▶ **What you have to do**
Wherever the string "para" occurs in a line of these records, report that line.

--- START Raw data ---

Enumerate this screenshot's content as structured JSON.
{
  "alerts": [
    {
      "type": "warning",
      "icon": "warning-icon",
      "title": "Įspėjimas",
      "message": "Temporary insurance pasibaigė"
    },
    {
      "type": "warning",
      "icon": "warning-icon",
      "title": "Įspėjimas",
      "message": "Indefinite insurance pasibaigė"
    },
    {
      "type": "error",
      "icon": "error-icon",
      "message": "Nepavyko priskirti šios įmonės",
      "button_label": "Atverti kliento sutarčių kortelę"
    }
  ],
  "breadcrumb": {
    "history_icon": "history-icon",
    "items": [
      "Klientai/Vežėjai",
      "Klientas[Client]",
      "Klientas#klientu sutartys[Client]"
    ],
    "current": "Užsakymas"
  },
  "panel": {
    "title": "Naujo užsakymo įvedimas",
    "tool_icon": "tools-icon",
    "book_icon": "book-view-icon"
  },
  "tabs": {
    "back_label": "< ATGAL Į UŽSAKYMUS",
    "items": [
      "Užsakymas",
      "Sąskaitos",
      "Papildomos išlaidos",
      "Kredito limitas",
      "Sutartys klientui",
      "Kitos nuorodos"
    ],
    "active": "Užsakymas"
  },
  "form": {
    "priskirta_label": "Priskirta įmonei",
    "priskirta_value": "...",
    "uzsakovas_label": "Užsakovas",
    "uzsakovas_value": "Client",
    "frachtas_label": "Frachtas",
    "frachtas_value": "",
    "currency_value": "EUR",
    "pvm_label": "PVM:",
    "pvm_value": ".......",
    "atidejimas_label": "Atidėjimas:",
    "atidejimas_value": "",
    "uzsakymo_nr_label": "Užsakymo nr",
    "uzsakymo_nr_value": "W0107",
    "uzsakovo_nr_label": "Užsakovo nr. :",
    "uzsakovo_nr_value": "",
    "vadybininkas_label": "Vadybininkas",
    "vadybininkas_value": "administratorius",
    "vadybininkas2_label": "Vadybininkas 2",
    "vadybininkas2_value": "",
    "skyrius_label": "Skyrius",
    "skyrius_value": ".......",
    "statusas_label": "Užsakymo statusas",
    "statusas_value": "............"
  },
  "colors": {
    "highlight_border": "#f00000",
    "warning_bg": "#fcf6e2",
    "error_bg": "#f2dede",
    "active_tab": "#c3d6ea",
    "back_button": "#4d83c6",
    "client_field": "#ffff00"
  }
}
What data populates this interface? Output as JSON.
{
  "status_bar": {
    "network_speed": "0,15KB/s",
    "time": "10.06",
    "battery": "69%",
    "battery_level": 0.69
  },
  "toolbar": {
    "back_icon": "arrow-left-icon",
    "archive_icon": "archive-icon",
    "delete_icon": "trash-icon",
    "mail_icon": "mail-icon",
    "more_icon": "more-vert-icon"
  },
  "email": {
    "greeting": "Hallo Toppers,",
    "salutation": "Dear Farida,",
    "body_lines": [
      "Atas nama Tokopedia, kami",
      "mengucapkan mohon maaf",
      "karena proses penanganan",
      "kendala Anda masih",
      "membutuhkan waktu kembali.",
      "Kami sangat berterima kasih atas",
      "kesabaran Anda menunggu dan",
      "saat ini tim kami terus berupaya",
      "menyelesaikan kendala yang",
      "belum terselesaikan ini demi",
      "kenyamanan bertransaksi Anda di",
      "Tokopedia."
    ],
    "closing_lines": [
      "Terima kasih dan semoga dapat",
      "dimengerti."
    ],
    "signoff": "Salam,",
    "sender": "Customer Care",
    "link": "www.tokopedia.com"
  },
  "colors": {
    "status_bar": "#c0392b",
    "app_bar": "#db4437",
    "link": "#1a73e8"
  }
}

--- END Raw data ---
--- START Raw data ---

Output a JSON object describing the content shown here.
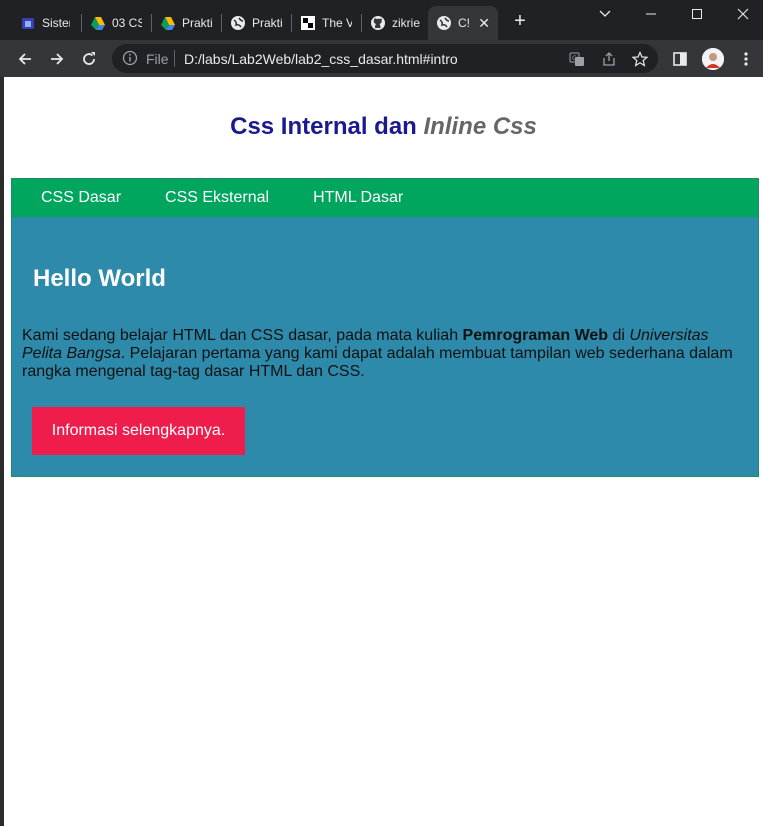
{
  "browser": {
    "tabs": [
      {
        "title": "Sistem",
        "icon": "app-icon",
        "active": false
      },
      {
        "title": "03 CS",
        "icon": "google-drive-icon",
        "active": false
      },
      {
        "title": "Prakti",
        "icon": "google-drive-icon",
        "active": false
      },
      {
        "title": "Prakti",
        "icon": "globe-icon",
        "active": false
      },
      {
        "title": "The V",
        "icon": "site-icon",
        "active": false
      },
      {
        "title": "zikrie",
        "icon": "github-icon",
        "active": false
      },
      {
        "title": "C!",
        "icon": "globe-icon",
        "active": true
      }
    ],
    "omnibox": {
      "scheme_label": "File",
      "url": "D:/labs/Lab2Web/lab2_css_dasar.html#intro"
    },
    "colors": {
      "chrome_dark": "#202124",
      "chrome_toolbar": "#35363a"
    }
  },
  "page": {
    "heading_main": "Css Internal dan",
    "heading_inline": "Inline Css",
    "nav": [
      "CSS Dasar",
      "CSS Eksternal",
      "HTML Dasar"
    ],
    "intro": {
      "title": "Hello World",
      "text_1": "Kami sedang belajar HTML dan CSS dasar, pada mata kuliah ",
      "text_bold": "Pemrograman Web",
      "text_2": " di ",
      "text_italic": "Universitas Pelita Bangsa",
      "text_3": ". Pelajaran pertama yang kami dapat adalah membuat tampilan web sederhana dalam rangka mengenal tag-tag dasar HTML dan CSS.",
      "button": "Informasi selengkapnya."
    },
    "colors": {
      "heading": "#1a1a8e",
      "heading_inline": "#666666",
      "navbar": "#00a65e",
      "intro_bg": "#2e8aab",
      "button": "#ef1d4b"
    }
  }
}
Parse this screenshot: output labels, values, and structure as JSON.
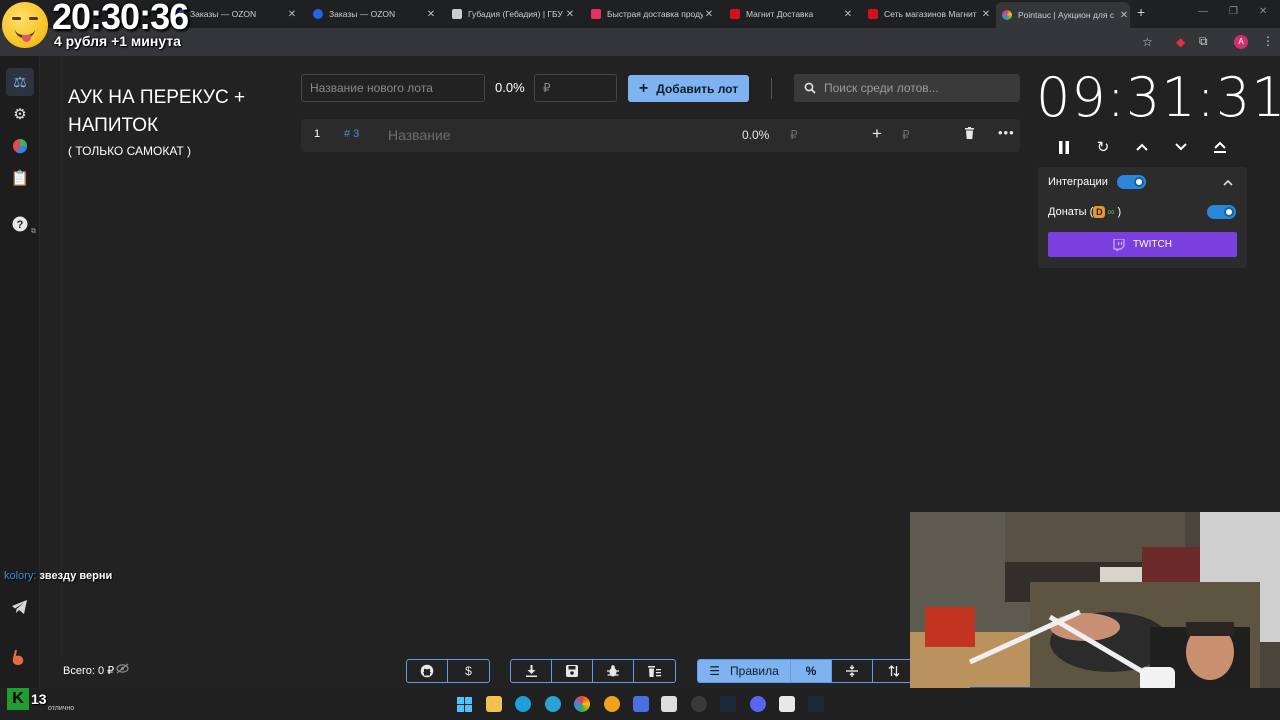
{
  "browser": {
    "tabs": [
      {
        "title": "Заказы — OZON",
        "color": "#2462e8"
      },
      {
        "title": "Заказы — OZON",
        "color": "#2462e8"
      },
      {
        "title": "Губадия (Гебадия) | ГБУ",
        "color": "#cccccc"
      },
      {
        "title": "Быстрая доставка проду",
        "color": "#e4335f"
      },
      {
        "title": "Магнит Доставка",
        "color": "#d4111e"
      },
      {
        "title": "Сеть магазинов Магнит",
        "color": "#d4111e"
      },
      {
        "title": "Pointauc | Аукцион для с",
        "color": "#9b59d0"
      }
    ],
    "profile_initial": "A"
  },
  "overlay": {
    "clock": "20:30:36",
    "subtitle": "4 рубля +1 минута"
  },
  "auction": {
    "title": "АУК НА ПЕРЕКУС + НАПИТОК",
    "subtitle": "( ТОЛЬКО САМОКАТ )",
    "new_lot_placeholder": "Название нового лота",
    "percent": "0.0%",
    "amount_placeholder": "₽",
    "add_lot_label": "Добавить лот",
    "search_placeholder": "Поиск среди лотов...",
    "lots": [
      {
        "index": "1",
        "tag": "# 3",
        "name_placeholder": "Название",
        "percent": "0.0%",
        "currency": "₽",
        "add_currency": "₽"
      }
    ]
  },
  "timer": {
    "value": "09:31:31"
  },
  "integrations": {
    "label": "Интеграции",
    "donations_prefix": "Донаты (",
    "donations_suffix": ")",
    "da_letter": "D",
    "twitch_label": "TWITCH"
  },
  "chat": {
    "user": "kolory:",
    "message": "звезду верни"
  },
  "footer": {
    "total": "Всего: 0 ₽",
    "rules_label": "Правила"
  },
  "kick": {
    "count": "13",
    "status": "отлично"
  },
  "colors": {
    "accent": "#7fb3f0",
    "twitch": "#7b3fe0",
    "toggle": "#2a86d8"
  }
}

--- END Raw data ---
--- START Raw data ---

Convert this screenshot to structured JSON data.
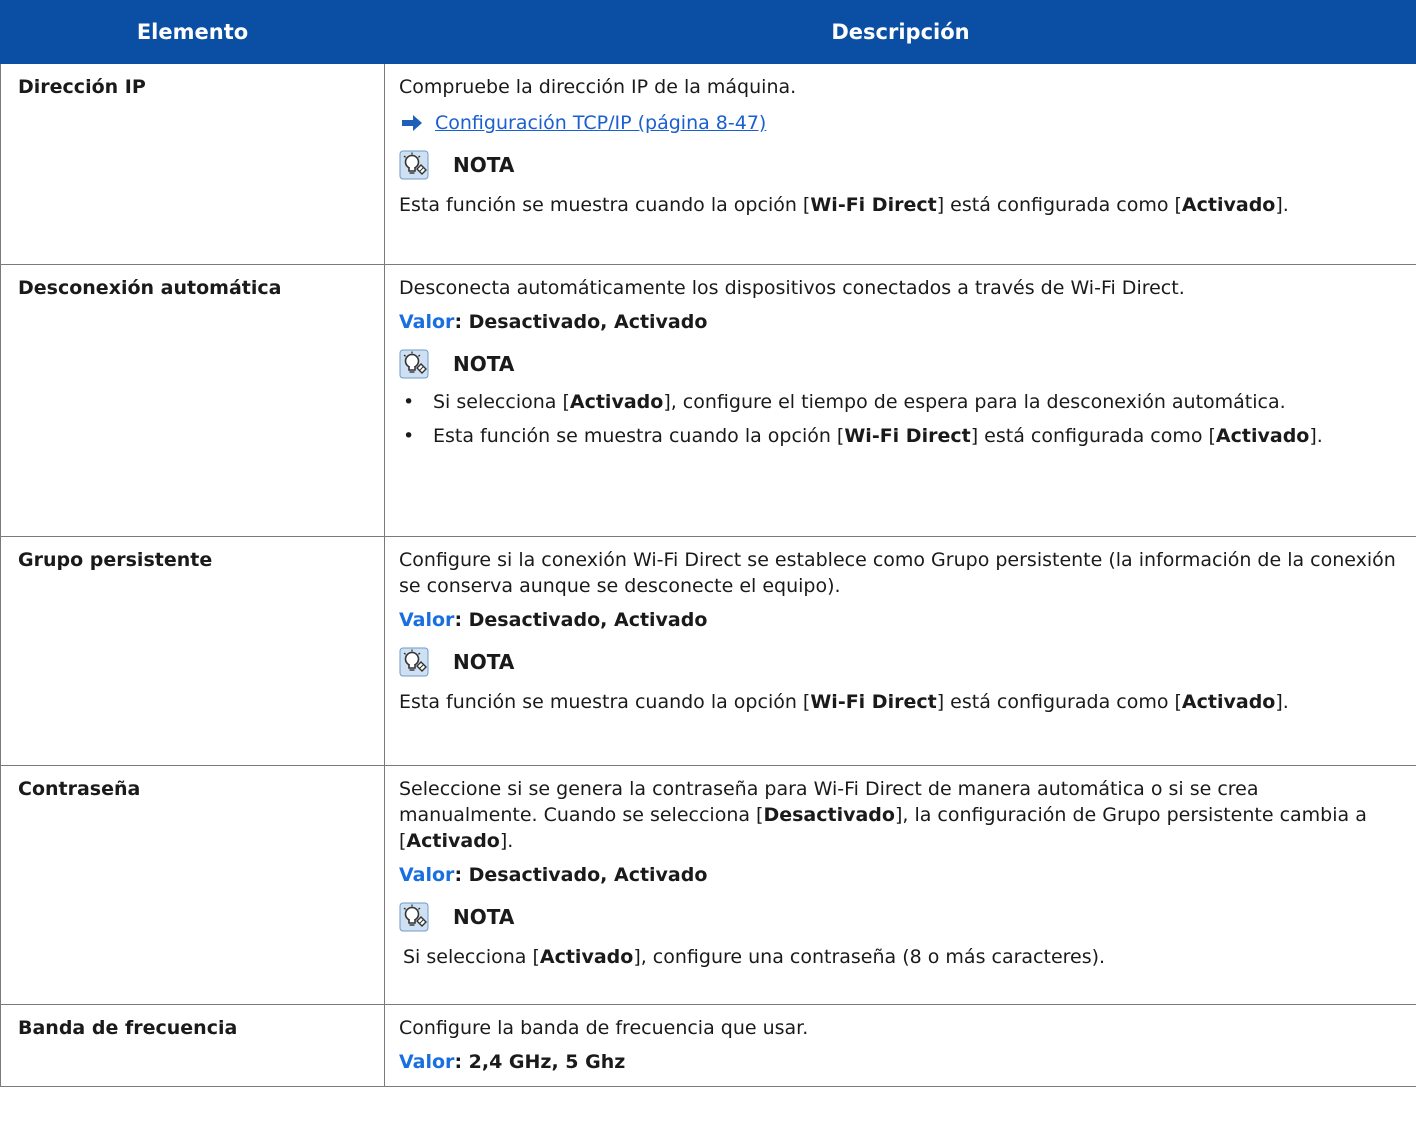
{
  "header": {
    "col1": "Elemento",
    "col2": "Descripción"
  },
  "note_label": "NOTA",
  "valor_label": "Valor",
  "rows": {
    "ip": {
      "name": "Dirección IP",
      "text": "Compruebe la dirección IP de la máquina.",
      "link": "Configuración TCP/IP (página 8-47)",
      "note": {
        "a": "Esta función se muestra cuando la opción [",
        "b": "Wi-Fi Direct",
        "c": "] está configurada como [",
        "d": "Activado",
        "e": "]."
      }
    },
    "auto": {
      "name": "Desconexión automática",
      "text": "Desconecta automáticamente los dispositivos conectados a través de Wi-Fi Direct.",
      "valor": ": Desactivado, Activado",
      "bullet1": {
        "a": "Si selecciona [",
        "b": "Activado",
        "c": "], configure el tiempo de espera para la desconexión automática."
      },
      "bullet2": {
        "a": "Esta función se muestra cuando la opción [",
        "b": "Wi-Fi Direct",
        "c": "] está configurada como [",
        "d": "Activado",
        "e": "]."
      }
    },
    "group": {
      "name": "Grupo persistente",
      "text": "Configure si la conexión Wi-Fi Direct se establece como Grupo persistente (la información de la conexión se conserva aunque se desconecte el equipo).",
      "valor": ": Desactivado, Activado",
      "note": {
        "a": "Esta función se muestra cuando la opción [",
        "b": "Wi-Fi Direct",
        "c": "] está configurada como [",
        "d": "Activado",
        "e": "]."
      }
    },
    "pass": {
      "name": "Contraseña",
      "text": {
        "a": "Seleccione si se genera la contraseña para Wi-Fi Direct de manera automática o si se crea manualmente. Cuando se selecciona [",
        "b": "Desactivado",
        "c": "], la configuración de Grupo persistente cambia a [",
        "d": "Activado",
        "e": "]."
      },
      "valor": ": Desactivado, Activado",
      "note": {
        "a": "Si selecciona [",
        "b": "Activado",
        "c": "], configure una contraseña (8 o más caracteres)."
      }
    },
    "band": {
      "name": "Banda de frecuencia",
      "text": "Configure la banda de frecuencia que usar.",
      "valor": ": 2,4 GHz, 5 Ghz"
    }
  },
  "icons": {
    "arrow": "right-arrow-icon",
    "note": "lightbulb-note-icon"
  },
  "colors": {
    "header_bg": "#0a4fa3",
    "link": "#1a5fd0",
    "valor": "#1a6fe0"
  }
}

--- END Raw data ---

▶ **Written response**
        "c": "], configure el tiempo de espera para la desconexión automática."
        "a": "Seleccione si se genera la contraseña para Wi-Fi Direct de manera automática o si se crea manualmente. Cuando se selecciona [",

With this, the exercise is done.